(Source records):
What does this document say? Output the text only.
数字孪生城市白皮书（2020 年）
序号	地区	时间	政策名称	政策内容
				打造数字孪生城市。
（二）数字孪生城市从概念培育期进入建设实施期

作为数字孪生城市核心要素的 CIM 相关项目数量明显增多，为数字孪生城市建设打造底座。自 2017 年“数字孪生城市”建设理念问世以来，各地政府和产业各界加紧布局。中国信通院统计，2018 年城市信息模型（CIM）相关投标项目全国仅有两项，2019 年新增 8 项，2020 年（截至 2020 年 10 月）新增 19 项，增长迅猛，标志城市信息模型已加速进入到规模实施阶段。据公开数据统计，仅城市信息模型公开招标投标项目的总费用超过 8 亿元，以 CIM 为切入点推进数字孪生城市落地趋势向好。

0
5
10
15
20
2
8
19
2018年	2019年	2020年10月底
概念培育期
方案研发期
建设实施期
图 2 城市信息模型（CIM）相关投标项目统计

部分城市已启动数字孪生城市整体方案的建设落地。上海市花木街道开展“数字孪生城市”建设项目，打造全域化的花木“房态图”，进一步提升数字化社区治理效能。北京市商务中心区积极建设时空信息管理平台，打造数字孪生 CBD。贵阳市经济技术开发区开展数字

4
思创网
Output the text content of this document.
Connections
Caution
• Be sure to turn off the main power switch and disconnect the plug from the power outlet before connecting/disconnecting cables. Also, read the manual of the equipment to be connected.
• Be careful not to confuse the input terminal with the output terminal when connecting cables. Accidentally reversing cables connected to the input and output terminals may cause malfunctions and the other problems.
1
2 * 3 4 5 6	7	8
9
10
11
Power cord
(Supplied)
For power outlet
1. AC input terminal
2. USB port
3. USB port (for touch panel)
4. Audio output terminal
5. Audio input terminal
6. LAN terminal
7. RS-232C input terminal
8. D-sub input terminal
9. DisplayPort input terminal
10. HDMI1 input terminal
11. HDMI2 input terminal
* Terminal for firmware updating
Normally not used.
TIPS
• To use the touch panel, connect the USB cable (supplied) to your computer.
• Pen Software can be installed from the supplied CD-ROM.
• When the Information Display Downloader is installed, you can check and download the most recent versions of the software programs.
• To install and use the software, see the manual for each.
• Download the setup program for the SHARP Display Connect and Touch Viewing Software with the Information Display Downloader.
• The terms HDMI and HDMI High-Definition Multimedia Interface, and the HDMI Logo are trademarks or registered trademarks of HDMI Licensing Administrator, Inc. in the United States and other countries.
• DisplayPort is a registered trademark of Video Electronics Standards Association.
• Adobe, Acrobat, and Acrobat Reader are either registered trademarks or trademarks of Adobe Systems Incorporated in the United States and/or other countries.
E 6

(What is needed): What do the records say? Quote them all exactly.

(Answer in full):
What does this document say? Output the text only.
数字孪生城市白皮书（2020 年）
序号	地区	时间	政策名称	政策内容
				打造数字孪生城市。
（二）数字孪生城市从概念培育期进入建设实施期

作为数字孪生城市核心要素的 CIM 相关项目数量明显增多，为数字孪生城市建设打造底座。自 2017 年“数字孪生城市”建设理念问世以来，各地政府和产业各界加紧布局。中国信通院统计，2018 年城市信息模型（CIM）相关投标项目全国仅有两项，2019 年新增 8 项，2020 年（截至 2020 年 10 月）新增 19 项，增长迅猛，标志城市信息模型已加速进入到规模实施阶段。据公开数据统计，仅城市信息模型公开招标投标项目的总费用超过 8 亿元，以 CIM 为切入点推进数字孪生城市落地趋势向好。

0
5
10
15
20
2
8
19
2018年	2019年	2020年10月底
概念培育期
方案研发期
建设实施期
图 2 城市信息模型（CIM）相关投标项目统计

部分城市已启动数字孪生城市整体方案的建设落地。上海市花木街道开展“数字孪生城市”建设项目，打造全域化的花木“房态图”，进一步提升数字化社区治理效能。北京市商务中心区积极建设时空信息管理平台，打造数字孪生 CBD。贵阳市经济技术开发区开展数字

4
思创网
Output the text content of this document.
Connections
Caution
• Be sure to turn off the main power switch and disconnect the plug from the power outlet before connecting/disconnecting cables. Also, read the manual of the equipment to be connected.
• Be careful not to confuse the input terminal with the output terminal when connecting cables. Accidentally reversing cables connected to the input and output terminals may cause malfunctions and the other problems.
1
2 * 3 4 5 6	7	8
9
10
11
Power cord
(Supplied)
For power outlet
1. AC input terminal
2. USB port
3. USB port (for touch panel)
4. Audio output terminal
5. Audio input terminal
6. LAN terminal
7. RS-232C input terminal
8. D-sub input terminal
9. DisplayPort input terminal
10. HDMI1 input terminal
11. HDMI2 input terminal
* Terminal for firmware updating
Normally not used.
TIPS
• To use the touch panel, connect the USB cable (supplied) to your computer.
• Pen Software can be installed from the supplied CD-ROM.
• When the Information Display Downloader is installed, you can check and download the most recent versions of the software programs.
• To install and use the software, see the manual for each.
• Download the setup program for the SHARP Display Connect and Touch Viewing Software with the Information Display Downloader.
• The terms HDMI and HDMI High-Definition Multimedia Interface, and the HDMI Logo are trademarks or registered trademarks of HDMI Licensing Administrator, Inc. in the United States and other countries.
• DisplayPort is a registered trademark of Video Electronics Standards Association.
• Adobe, Acrobat, and Acrobat Reader are either registered trademarks or trademarks of Adobe Systems Incorporated in the United States and/or other countries.
E 6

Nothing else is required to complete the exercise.